◆ Instruction ◆
Print all the records exactly, please.
-- START OF Rows --
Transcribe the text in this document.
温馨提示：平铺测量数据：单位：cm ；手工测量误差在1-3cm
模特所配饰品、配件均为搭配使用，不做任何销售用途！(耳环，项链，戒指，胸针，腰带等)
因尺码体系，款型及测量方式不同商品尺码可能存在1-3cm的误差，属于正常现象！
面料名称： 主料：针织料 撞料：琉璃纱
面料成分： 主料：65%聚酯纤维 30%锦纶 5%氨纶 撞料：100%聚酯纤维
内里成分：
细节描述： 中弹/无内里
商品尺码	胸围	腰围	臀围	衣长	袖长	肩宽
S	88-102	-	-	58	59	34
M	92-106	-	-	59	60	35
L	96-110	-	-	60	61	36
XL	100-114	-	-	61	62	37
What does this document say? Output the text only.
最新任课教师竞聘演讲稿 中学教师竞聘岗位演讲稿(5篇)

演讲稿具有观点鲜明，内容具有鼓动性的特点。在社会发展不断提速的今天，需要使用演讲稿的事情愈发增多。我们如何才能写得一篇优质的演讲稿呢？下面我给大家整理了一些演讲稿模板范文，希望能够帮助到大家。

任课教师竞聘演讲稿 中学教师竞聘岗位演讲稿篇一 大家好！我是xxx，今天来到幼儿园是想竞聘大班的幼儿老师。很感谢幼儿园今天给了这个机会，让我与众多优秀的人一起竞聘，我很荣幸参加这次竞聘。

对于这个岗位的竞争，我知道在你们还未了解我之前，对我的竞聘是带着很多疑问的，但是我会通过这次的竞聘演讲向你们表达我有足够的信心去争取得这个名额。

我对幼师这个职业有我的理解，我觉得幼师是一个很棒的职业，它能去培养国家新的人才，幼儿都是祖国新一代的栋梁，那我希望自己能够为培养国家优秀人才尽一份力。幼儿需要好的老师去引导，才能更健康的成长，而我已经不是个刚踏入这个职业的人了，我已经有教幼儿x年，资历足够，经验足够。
-- END OF Rows --
◆ Correct result ◆
Transcribe the text in this document.
温馨提示：平铺测量数据：单位：cm ；手工测量误差在1-3cm
模特所配饰品、配件均为搭配使用，不做任何销售用途！(耳环，项链，戒指，胸针，腰带等)
因尺码体系，款型及测量方式不同商品尺码可能存在1-3cm的误差，属于正常现象！
面料名称： 主料：针织料 撞料：琉璃纱
面料成分： 主料：65%聚酯纤维 30%锦纶 5%氨纶 撞料：100%聚酯纤维
内里成分：
细节描述： 中弹/无内里
商品尺码	胸围	腰围	臀围	衣长	袖长	肩宽
S	88-102	-	-	58	59	34
M	92-106	-	-	59	60	35
L	96-110	-	-	60	61	36
XL	100-114	-	-	61	62	37
What does this document say? Output the text only.
最新任课教师竞聘演讲稿 中学教师竞聘岗位演讲稿(5篇)

演讲稿具有观点鲜明，内容具有鼓动性的特点。在社会发展不断提速的今天，需要使用演讲稿的事情愈发增多。我们如何才能写得一篇优质的演讲稿呢？下面我给大家整理了一些演讲稿模板范文，希望能够帮助到大家。

任课教师竞聘演讲稿 中学教师竞聘岗位演讲稿篇一 大家好！我是xxx，今天来到幼儿园是想竞聘大班的幼儿老师。很感谢幼儿园今天给了这个机会，让我与众多优秀的人一起竞聘，我很荣幸参加这次竞聘。

对于这个岗位的竞争，我知道在你们还未了解我之前，对我的竞聘是带着很多疑问的，但是我会通过这次的竞聘演讲向你们表达我有足够的信心去争取得这个名额。

我对幼师这个职业有我的理解，我觉得幼师是一个很棒的职业，它能去培养国家新的人才，幼儿都是祖国新一代的栋梁，那我希望自己能够为培养国家优秀人才尽一份力。幼儿需要好的老师去引导，才能更健康的成长，而我已经不是个刚踏入这个职业的人了，我已经有教幼儿x年，资历足够，经验足够。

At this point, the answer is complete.